-- Begin THE INPUT --

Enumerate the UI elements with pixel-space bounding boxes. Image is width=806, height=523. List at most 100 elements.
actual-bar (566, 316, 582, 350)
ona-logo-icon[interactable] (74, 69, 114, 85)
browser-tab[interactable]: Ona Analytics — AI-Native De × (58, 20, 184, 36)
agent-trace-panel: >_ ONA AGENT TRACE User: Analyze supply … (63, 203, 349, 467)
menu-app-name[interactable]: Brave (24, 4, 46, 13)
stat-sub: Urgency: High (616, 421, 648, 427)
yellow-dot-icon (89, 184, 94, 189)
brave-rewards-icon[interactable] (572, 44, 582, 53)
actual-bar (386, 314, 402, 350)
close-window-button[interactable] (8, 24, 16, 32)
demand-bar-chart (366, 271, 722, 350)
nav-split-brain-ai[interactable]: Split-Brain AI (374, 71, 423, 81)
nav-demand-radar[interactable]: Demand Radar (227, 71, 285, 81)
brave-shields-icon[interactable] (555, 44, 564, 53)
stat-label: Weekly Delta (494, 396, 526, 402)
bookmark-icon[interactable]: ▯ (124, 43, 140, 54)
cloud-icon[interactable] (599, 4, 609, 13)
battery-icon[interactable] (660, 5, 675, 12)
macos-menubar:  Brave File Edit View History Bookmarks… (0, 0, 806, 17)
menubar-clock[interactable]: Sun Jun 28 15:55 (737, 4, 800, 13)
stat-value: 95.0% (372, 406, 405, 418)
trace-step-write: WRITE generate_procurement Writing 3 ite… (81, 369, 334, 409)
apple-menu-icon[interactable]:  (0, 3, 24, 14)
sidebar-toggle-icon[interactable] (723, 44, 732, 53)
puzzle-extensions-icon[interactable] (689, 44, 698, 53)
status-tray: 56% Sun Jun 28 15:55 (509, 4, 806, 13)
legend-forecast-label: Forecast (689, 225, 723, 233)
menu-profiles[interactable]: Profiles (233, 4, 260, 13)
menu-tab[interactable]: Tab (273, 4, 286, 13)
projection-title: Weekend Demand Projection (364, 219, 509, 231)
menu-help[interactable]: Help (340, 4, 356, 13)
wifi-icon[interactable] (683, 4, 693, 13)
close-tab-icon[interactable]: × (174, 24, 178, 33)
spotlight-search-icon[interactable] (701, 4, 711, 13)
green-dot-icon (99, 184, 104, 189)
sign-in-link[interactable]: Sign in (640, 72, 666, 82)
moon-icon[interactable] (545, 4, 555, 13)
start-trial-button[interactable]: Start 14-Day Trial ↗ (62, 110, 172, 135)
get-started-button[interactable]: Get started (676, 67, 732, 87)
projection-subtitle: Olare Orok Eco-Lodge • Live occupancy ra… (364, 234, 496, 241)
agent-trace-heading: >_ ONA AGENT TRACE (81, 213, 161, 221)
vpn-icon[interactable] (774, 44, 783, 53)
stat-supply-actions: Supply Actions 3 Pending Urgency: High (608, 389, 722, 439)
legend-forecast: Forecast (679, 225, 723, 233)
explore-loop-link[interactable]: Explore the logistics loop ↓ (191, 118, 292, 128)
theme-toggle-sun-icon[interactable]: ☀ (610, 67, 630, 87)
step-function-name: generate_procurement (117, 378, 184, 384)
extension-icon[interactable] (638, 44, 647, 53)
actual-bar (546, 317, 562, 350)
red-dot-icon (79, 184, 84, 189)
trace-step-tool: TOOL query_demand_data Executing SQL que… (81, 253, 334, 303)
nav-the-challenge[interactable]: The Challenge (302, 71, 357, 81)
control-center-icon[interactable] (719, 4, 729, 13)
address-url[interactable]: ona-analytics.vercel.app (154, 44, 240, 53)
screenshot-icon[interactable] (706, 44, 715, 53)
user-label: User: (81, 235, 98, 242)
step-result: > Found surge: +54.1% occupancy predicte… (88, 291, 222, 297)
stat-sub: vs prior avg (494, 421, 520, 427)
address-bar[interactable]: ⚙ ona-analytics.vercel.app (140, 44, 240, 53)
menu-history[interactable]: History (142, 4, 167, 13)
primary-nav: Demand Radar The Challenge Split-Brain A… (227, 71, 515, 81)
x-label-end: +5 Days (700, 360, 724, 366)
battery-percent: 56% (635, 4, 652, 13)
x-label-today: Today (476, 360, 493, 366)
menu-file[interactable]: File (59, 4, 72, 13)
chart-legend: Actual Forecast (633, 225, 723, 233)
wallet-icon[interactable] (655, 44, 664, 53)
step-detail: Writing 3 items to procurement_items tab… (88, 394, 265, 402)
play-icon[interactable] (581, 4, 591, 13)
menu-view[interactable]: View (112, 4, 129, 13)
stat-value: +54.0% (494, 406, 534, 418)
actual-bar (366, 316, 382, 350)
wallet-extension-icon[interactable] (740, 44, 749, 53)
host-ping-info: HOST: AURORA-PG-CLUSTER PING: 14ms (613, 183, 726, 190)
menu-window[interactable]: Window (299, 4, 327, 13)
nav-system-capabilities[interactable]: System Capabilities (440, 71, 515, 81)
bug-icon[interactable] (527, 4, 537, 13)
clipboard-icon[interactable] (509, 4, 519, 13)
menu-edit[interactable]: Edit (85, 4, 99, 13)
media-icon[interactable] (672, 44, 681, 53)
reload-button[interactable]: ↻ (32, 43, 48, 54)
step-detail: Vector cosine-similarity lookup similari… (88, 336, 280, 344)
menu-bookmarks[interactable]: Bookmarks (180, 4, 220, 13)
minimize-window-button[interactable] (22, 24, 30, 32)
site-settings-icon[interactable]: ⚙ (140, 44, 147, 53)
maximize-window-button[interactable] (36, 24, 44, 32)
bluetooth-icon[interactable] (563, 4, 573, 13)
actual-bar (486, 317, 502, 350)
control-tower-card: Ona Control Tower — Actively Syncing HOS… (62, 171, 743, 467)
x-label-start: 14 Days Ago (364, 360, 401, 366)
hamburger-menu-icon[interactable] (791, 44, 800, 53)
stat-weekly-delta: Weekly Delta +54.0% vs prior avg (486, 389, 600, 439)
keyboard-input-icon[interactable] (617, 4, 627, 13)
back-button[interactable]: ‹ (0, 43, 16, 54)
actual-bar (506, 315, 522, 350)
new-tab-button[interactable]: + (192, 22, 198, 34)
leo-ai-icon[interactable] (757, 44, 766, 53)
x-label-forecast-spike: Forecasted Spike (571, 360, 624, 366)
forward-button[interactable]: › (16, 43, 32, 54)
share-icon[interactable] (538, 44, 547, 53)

-- End THE INPUT --

Write out every line of the records above verbatim, changing nothing.

» FINISHED ANSWER:
Enumerate the UI elements with pixel-space bounding boxes. Image is width=806, height=523. List at most 100 elements.
actual-bar (566, 316, 582, 350)
ona-logo-icon[interactable] (74, 69, 114, 85)
browser-tab[interactable]: Ona Analytics — AI-Native De × (58, 20, 184, 36)
agent-trace-panel: >_ ONA AGENT TRACE User: Analyze supply … (63, 203, 349, 467)
menu-app-name[interactable]: Brave (24, 4, 46, 13)
stat-sub: Urgency: High (616, 421, 648, 427)
yellow-dot-icon (89, 184, 94, 189)
brave-rewards-icon[interactable] (572, 44, 582, 53)
actual-bar (386, 314, 402, 350)
close-window-button[interactable] (8, 24, 16, 32)
demand-bar-chart (366, 271, 722, 350)
nav-split-brain-ai[interactable]: Split-Brain AI (374, 71, 423, 81)
nav-demand-radar[interactable]: Demand Radar (227, 71, 285, 81)
brave-shields-icon[interactable] (555, 44, 564, 53)
stat-label: Weekly Delta (494, 396, 526, 402)
bookmark-icon[interactable]: ▯ (124, 43, 140, 54)
cloud-icon[interactable] (599, 4, 609, 13)
battery-icon[interactable] (660, 5, 675, 12)
macos-menubar:  Brave File Edit View History Bookmarks… (0, 0, 806, 17)
menubar-clock[interactable]: Sun Jun 28 15:55 (737, 4, 800, 13)
stat-value: 95.0% (372, 406, 405, 418)
trace-step-write: WRITE generate_procurement Writing 3 ite… (81, 369, 334, 409)
apple-menu-icon[interactable]:  (0, 3, 24, 14)
sidebar-toggle-icon[interactable] (723, 44, 732, 53)
puzzle-extensions-icon[interactable] (689, 44, 698, 53)
status-tray: 56% Sun Jun 28 15:55 (509, 4, 806, 13)
legend-forecast-label: Forecast (689, 225, 723, 233)
menu-profiles[interactable]: Profiles (233, 4, 260, 13)
menu-tab[interactable]: Tab (273, 4, 286, 13)
projection-title: Weekend Demand Projection (364, 219, 509, 231)
menu-help[interactable]: Help (340, 4, 356, 13)
wifi-icon[interactable] (683, 4, 693, 13)
close-tab-icon[interactable]: × (174, 24, 178, 33)
spotlight-search-icon[interactable] (701, 4, 711, 13)
green-dot-icon (99, 184, 104, 189)
sign-in-link[interactable]: Sign in (640, 72, 666, 82)
moon-icon[interactable] (545, 4, 555, 13)
start-trial-button[interactable]: Start 14-Day Trial ↗ (62, 110, 172, 135)
get-started-button[interactable]: Get started (676, 67, 732, 87)
projection-subtitle: Olare Orok Eco-Lodge • Live occupancy ra… (364, 234, 496, 241)
agent-trace-heading: >_ ONA AGENT TRACE (81, 213, 161, 221)
vpn-icon[interactable] (774, 44, 783, 53)
stat-supply-actions: Supply Actions 3 Pending Urgency: High (608, 389, 722, 439)
legend-forecast: Forecast (679, 225, 723, 233)
explore-loop-link[interactable]: Explore the logistics loop ↓ (191, 118, 292, 128)
theme-toggle-sun-icon[interactable]: ☀ (610, 67, 630, 87)
step-function-name: generate_procurement (117, 378, 184, 384)
extension-icon[interactable] (638, 44, 647, 53)
actual-bar (546, 317, 562, 350)
red-dot-icon (79, 184, 84, 189)
trace-step-tool: TOOL query_demand_data Executing SQL que… (81, 253, 334, 303)
nav-the-challenge[interactable]: The Challenge (302, 71, 357, 81)
control-center-icon[interactable] (719, 4, 729, 13)
address-url[interactable]: ona-analytics.vercel.app (154, 44, 240, 53)
screenshot-icon[interactable] (706, 44, 715, 53)
user-label: User: (81, 235, 98, 242)
step-result: > Found surge: +54.1% occupancy predicte… (88, 291, 222, 297)
stat-sub: vs prior avg (494, 421, 520, 427)
address-bar[interactable]: ⚙ ona-analytics.vercel.app (140, 44, 240, 53)
menu-history[interactable]: History (142, 4, 167, 13)
primary-nav: Demand Radar The Challenge Split-Brain A… (227, 71, 515, 81)
x-label-end: +5 Days (700, 360, 724, 366)
battery-percent: 56% (635, 4, 652, 13)
x-label-today: Today (476, 360, 493, 366)
menu-file[interactable]: File (59, 4, 72, 13)
chart-legend: Actual Forecast (633, 225, 723, 233)
wallet-icon[interactable] (655, 44, 664, 53)
step-detail: Writing 3 items to procurement_items tab… (88, 394, 265, 402)
play-icon[interactable] (581, 4, 591, 13)
menu-view[interactable]: View (112, 4, 129, 13)
stat-value: +54.0% (494, 406, 534, 418)
actual-bar (366, 316, 382, 350)
wallet-extension-icon[interactable] (740, 44, 749, 53)
host-ping-info: HOST: AURORA-PG-CLUSTER PING: 14ms (613, 183, 726, 190)
menu-window[interactable]: Window (299, 4, 327, 13)
nav-system-capabilities[interactable]: System Capabilities (440, 71, 515, 81)
bug-icon[interactable] (527, 4, 537, 13)
clipboard-icon[interactable] (509, 4, 519, 13)
menu-edit[interactable]: Edit (85, 4, 99, 13)
media-icon[interactable] (672, 44, 681, 53)
reload-button[interactable]: ↻ (32, 43, 48, 54)
step-detail: Vector cosine-similarity lookup similari… (88, 336, 280, 344)
menu-bookmarks[interactable]: Bookmarks (180, 4, 220, 13)
minimize-window-button[interactable] (22, 24, 30, 32)
site-settings-icon[interactable]: ⚙ (140, 44, 147, 53)
maximize-window-button[interactable] (36, 24, 44, 32)
bluetooth-icon[interactable] (563, 4, 573, 13)
actual-bar (486, 317, 502, 350)
control-tower-card: Ona Control Tower — Actively Syncing HOS… (62, 171, 743, 467)
x-label-start: 14 Days Ago (364, 360, 401, 366)
hamburger-menu-icon[interactable] (791, 44, 800, 53)
stat-weekly-delta: Weekly Delta +54.0% vs prior avg (486, 389, 600, 439)
keyboard-input-icon[interactable] (617, 4, 627, 13)
back-button[interactable]: ‹ (0, 43, 16, 54)
actual-bar (506, 315, 522, 350)
new-tab-button[interactable]: + (192, 22, 198, 34)
leo-ai-icon[interactable] (757, 44, 766, 53)
x-label-forecast-spike: Forecasted Spike (571, 360, 624, 366)
forward-button[interactable]: › (16, 43, 32, 54)
share-icon[interactable] (538, 44, 547, 53)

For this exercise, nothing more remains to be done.